**Exercise material:**
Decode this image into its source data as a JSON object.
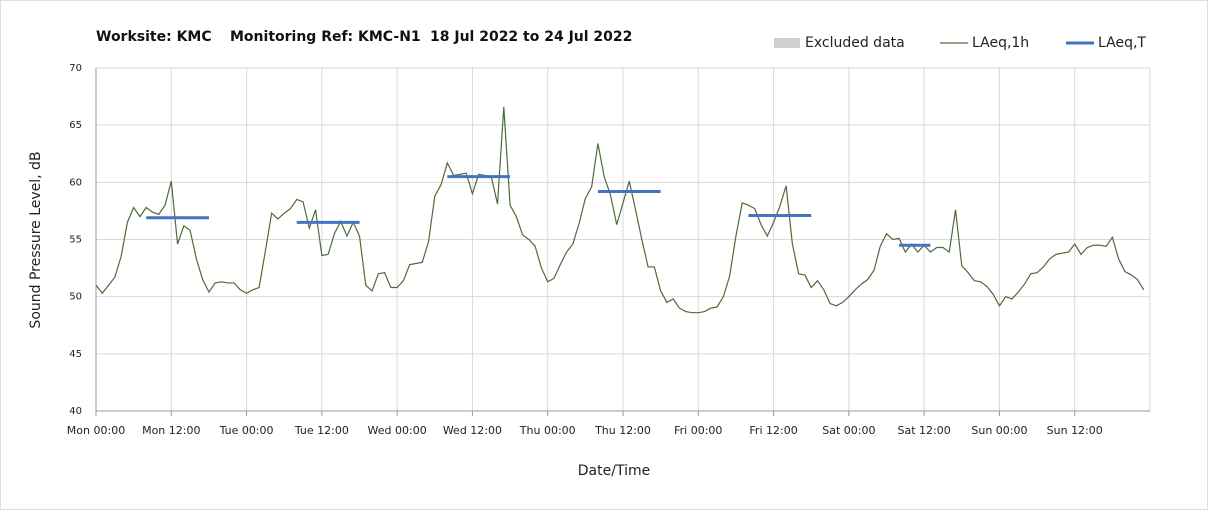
{
  "chart_data": {
    "type": "line",
    "title": [
      "Worksite: KMC",
      "Monitoring Ref: KMC-N1",
      "18 Jul 2022 to 24 Jul 2022"
    ],
    "xlabel": "Date/Time",
    "ylabel": "Sound Pressure Level, dB",
    "excluded_label": "Excluded data",
    "excluded_color": "#d0d0d0",
    "xlim": [
      0,
      168
    ],
    "ylim": [
      40,
      70
    ],
    "yticks": [
      40,
      45,
      50,
      55,
      60,
      65,
      70
    ],
    "xticks": [
      {
        "value": 0,
        "label": "Mon 00:00"
      },
      {
        "value": 12,
        "label": "Mon 12:00"
      },
      {
        "value": 24,
        "label": "Tue 00:00"
      },
      {
        "value": 36,
        "label": "Tue 12:00"
      },
      {
        "value": 48,
        "label": "Wed 00:00"
      },
      {
        "value": 60,
        "label": "Wed 12:00"
      },
      {
        "value": 72,
        "label": "Thu 00:00"
      },
      {
        "value": 84,
        "label": "Thu 12:00"
      },
      {
        "value": 96,
        "label": "Fri 00:00"
      },
      {
        "value": 108,
        "label": "Fri 12:00"
      },
      {
        "value": 120,
        "label": "Sat 00:00"
      },
      {
        "value": 132,
        "label": "Sat 12:00"
      },
      {
        "value": 144,
        "label": "Sun 00:00"
      },
      {
        "value": 156,
        "label": "Sun 12:00"
      }
    ],
    "grid": true,
    "x": [
      0,
      1,
      2,
      3,
      4,
      5,
      6,
      7,
      8,
      9,
      10,
      11,
      12,
      13,
      14,
      15,
      16,
      17,
      18,
      19,
      20,
      21,
      22,
      23,
      24,
      25,
      26,
      27,
      28,
      29,
      30,
      31,
      32,
      33,
      34,
      35,
      36,
      37,
      38,
      39,
      40,
      41,
      42,
      43,
      44,
      45,
      46,
      47,
      48,
      49,
      50,
      51,
      52,
      53,
      54,
      55,
      56,
      57,
      58,
      59,
      60,
      61,
      62,
      63,
      64,
      65,
      66,
      67,
      68,
      69,
      70,
      71,
      72,
      73,
      74,
      75,
      76,
      77,
      78,
      79,
      80,
      81,
      82,
      83,
      84,
      85,
      86,
      87,
      88,
      89,
      90,
      91,
      92,
      93,
      94,
      95,
      96,
      97,
      98,
      99,
      100,
      101,
      102,
      103,
      104,
      105,
      106,
      107,
      108,
      109,
      110,
      111,
      112,
      113,
      114,
      115,
      116,
      117,
      118,
      119,
      120,
      121,
      122,
      123,
      124,
      125,
      126,
      127,
      128,
      129,
      130,
      131,
      132,
      133,
      134,
      135,
      136,
      137,
      138,
      139,
      140,
      141,
      142,
      143,
      144,
      145,
      146,
      147,
      148,
      149,
      150,
      151,
      152,
      153,
      154,
      155,
      156,
      157,
      158,
      159,
      160,
      161,
      162,
      163,
      164,
      165,
      166,
      167
    ],
    "series": [
      {
        "name": "LAeq,1h",
        "color": "#4f6b3a",
        "values": [
          51,
          50.3,
          51,
          51.7,
          53.5,
          56.5,
          57.8,
          57,
          57.8,
          57.4,
          57.2,
          58,
          60.1,
          54.6,
          56.2,
          55.8,
          53.3,
          51.5,
          50.4,
          51.2,
          51.3,
          51.2,
          51.2,
          50.6,
          50.3,
          50.6,
          50.8,
          54,
          57.3,
          56.8,
          57.3,
          57.7,
          58.5,
          58.3,
          56,
          57.6,
          53.6,
          53.7,
          55.5,
          56.6,
          55.3,
          56.5,
          55.3,
          51,
          50.5,
          52,
          52.1,
          50.8,
          50.8,
          51.4,
          52.8,
          52.9,
          53,
          54.8,
          58.8,
          59.8,
          61.7,
          60.6,
          60.7,
          60.8,
          59,
          60.7,
          60.6,
          60.5,
          58.1,
          66.6,
          58,
          57,
          55.4,
          55,
          54.4,
          52.5,
          51.3,
          51.6,
          52.8,
          53.9,
          54.6,
          56.4,
          58.6,
          59.6,
          63.4,
          60.5,
          58.9,
          56.3,
          58.2,
          60.1,
          57.6,
          55,
          52.6,
          52.6,
          50.5,
          49.5,
          49.8,
          49,
          48.7,
          48.6,
          48.6,
          48.7,
          49,
          49.1,
          50,
          51.8,
          55.3,
          58.2,
          58,
          57.7,
          56.3,
          55.3,
          56.5,
          57.9,
          59.7,
          54.6,
          52,
          51.9,
          50.8,
          51.4,
          50.6,
          49.4,
          49.2,
          49.5,
          50,
          50.6,
          51.1,
          51.5,
          52.3,
          54.4,
          55.5,
          55,
          55.1,
          53.9,
          54.6,
          53.9,
          54.5,
          53.9,
          54.3,
          54.3,
          53.9,
          57.6,
          52.7,
          52.1,
          51.4,
          51.3,
          50.9,
          50.2,
          49.2,
          50,
          49.8,
          50.4,
          51.1,
          52,
          52.1,
          52.6,
          53.3,
          53.7,
          53.8,
          53.9,
          54.6,
          53.7,
          54.3,
          54.5,
          54.5,
          54.4,
          55.2,
          53.3,
          52.2,
          51.9,
          51.5,
          50.6
        ]
      },
      {
        "name": "LAeq,T",
        "color": "#4472c4",
        "periods": [
          {
            "x": [
              8,
              18
            ],
            "value": 56.9
          },
          {
            "x": [
              32,
              42
            ],
            "value": 56.5
          },
          {
            "x": [
              56,
              66
            ],
            "value": 60.5
          },
          {
            "x": [
              80,
              90
            ],
            "value": 59.2
          },
          {
            "x": [
              104,
              114
            ],
            "value": 57.1
          },
          {
            "x": [
              128,
              133
            ],
            "value": 54.5
          }
        ]
      }
    ]
  }
}
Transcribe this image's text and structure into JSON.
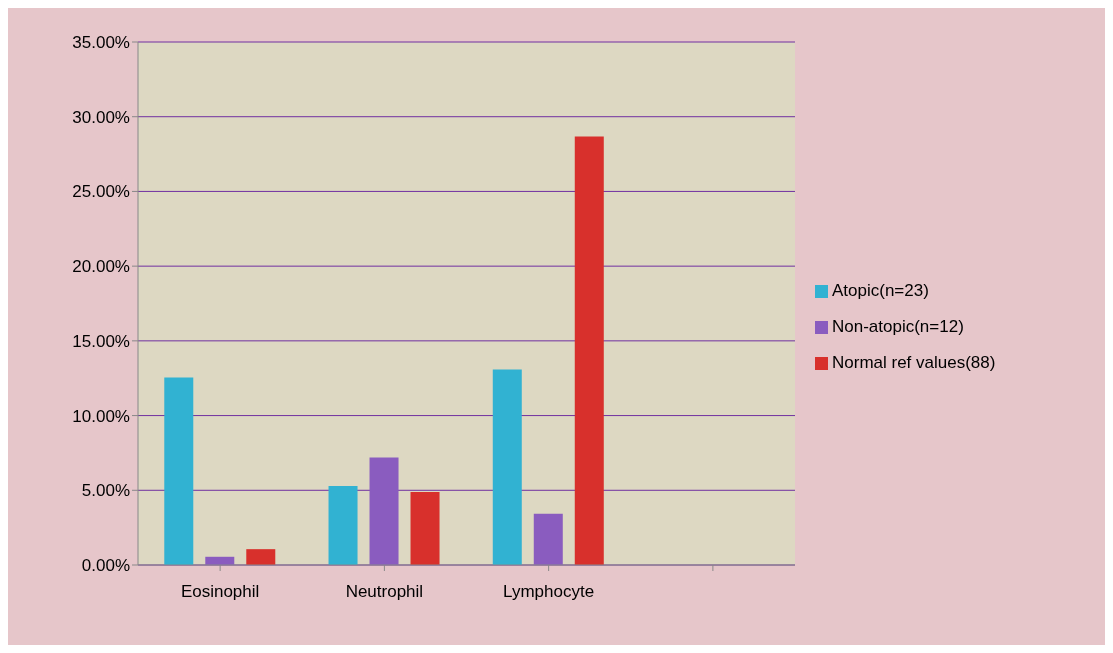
{
  "chart_data": {
    "type": "bar",
    "categories": [
      "Eosinophil",
      "Neutrophil",
      "Lymphocyte",
      null
    ],
    "series": [
      {
        "name": "Atopic(n=23)",
        "color": "#31b2d2",
        "values": [
          12.55,
          5.28,
          13.08,
          null
        ]
      },
      {
        "name": "Non-atopic(n=12)",
        "color": "#8a5cbf",
        "values": [
          0.55,
          7.2,
          3.43,
          null
        ]
      },
      {
        "name": "Normal ref values(88)",
        "color": "#d8302c",
        "values": [
          1.06,
          4.89,
          28.67,
          null
        ]
      }
    ],
    "ylim": [
      0,
      35
    ],
    "yticks": [
      {
        "value": 0,
        "label": "0.00%"
      },
      {
        "value": 5,
        "label": "5.00%"
      },
      {
        "value": 10,
        "label": "10.00%"
      },
      {
        "value": 15,
        "label": "15.00%"
      },
      {
        "value": 20,
        "label": "20.00%"
      },
      {
        "value": 25,
        "label": "25.00%"
      },
      {
        "value": 30,
        "label": "30.00%"
      },
      {
        "value": 35,
        "label": "35.00%"
      }
    ],
    "grid": "y",
    "legend": "right"
  }
}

**Problem to solve:** The records are above. How many lines in them contain the word "name"? Give the number alone.

**Finished answer:** 5